### Stored records

________________

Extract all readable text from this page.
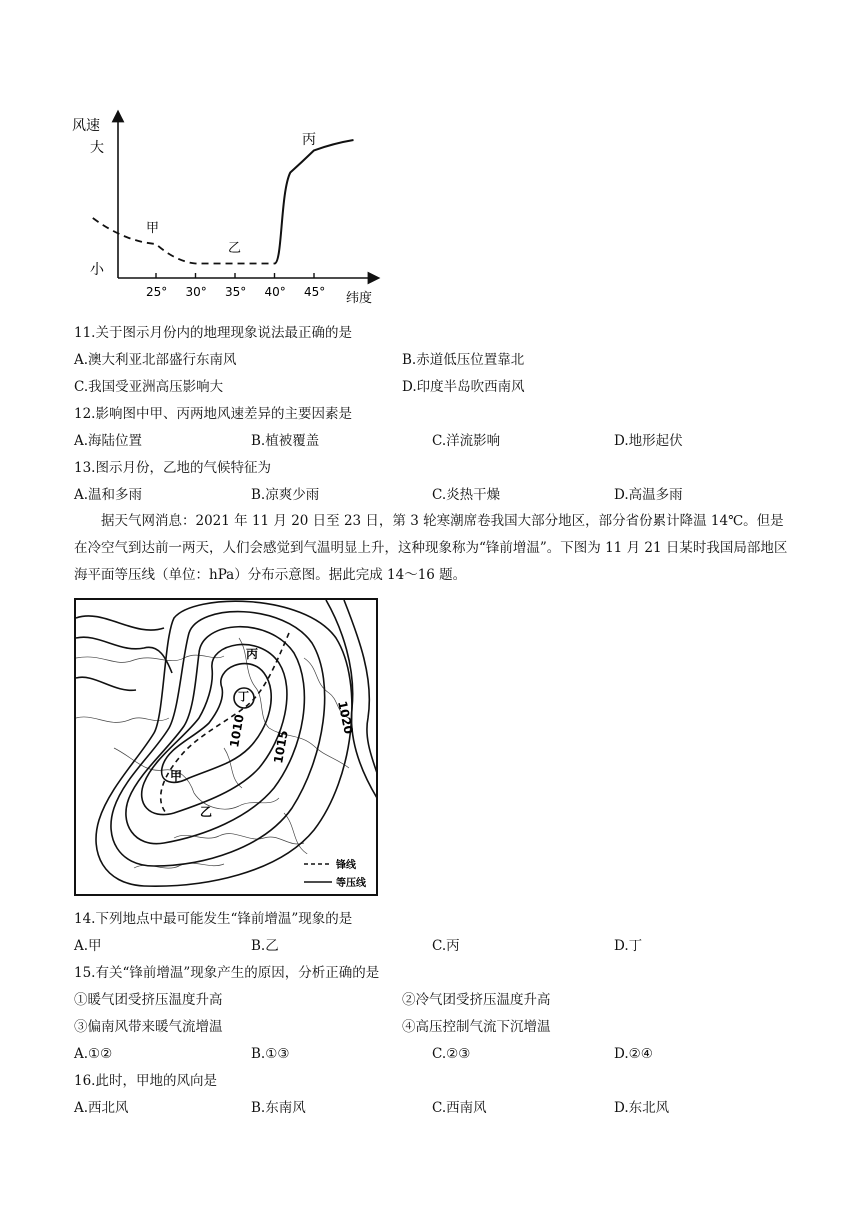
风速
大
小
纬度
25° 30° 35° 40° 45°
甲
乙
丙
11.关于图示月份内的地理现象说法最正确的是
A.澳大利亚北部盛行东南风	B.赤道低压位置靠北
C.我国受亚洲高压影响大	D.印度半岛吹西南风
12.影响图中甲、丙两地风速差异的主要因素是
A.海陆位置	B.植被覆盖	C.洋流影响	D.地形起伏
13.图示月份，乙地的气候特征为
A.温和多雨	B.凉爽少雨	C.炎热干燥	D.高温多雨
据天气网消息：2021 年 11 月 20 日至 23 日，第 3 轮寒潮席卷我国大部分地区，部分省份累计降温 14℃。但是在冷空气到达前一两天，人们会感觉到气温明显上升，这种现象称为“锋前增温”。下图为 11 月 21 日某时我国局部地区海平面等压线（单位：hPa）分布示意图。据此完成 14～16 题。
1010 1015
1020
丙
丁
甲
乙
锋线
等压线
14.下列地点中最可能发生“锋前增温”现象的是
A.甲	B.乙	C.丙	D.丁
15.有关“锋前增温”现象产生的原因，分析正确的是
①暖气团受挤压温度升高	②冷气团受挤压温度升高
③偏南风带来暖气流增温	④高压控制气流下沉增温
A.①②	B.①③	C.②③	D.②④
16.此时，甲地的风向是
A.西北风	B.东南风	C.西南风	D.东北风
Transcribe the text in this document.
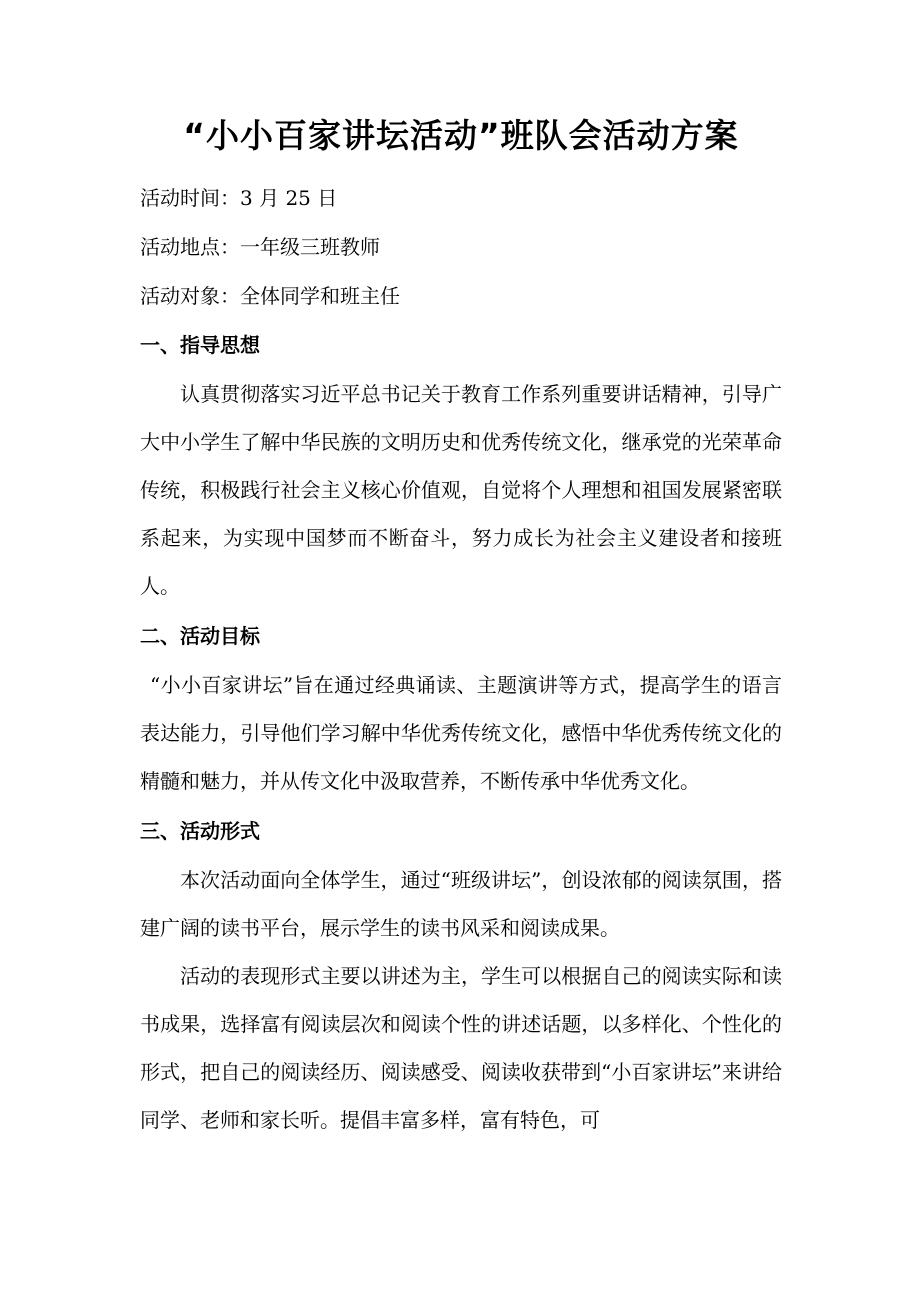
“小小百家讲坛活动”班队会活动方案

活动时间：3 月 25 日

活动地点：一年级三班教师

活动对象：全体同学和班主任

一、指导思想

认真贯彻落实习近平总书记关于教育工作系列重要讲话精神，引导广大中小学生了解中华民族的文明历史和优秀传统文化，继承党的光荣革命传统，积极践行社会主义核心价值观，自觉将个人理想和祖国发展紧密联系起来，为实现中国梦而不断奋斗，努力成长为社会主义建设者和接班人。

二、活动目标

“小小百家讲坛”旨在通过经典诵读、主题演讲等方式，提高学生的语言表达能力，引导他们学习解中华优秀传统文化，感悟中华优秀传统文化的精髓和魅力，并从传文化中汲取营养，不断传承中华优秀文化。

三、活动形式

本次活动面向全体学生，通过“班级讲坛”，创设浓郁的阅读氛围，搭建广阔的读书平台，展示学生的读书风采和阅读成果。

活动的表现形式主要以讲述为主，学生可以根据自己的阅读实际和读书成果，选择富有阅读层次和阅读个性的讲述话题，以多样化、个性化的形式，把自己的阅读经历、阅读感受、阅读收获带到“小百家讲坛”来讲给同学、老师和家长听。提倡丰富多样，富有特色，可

________________

### The task
Make an exact copy of all the material, but keep the pictures out of it.

### Finished exercise
Extract all readable text from this page.
风速
大
小
纬度
25° 30° 35° 40° 45°
甲
乙
丙
11.关于图示月份内的地理现象说法最正确的是
A.澳大利亚北部盛行东南风	B.赤道低压位置靠北
C.我国受亚洲高压影响大	D.印度半岛吹西南风
12.影响图中甲、丙两地风速差异的主要因素是
A.海陆位置	B.植被覆盖	C.洋流影响	D.地形起伏
13.图示月份，乙地的气候特征为
A.温和多雨	B.凉爽少雨	C.炎热干燥	D.高温多雨
据天气网消息：2021 年 11 月 20 日至 23 日，第 3 轮寒潮席卷我国大部分地区，部分省份累计降温 14℃。但是在冷空气到达前一两天，人们会感觉到气温明显上升，这种现象称为“锋前增温”。下图为 11 月 21 日某时我国局部地区海平面等压线（单位：hPa）分布示意图。据此完成 14～16 题。
1010 1015
1020
丙
丁
甲
乙
锋线
等压线
14.下列地点中最可能发生“锋前增温”现象的是
A.甲	B.乙	C.丙	D.丁
15.有关“锋前增温”现象产生的原因，分析正确的是
①暖气团受挤压温度升高	②冷气团受挤压温度升高
③偏南风带来暖气流增温	④高压控制气流下沉增温
A.①②	B.①③	C.②③	D.②④
16.此时，甲地的风向是
A.西北风	B.东南风	C.西南风	D.东北风
Transcribe the text in this document.
“小小百家讲坛活动”班队会活动方案

活动时间：3 月 25 日

活动地点：一年级三班教师

活动对象：全体同学和班主任

一、指导思想

认真贯彻落实习近平总书记关于教育工作系列重要讲话精神，引导广大中小学生了解中华民族的文明历史和优秀传统文化，继承党的光荣革命传统，积极践行社会主义核心价值观，自觉将个人理想和祖国发展紧密联系起来，为实现中国梦而不断奋斗，努力成长为社会主义建设者和接班人。

二、活动目标

“小小百家讲坛”旨在通过经典诵读、主题演讲等方式，提高学生的语言表达能力，引导他们学习解中华优秀传统文化，感悟中华优秀传统文化的精髓和魅力，并从传文化中汲取营养，不断传承中华优秀文化。

三、活动形式

本次活动面向全体学生，通过“班级讲坛”，创设浓郁的阅读氛围，搭建广阔的读书平台，展示学生的读书风采和阅读成果。

活动的表现形式主要以讲述为主，学生可以根据自己的阅读实际和读书成果，选择富有阅读层次和阅读个性的讲述话题，以多样化、个性化的形式，把自己的阅读经历、阅读感受、阅读收获带到“小百家讲坛”来讲给同学、老师和家长听。提倡丰富多样，富有特色，可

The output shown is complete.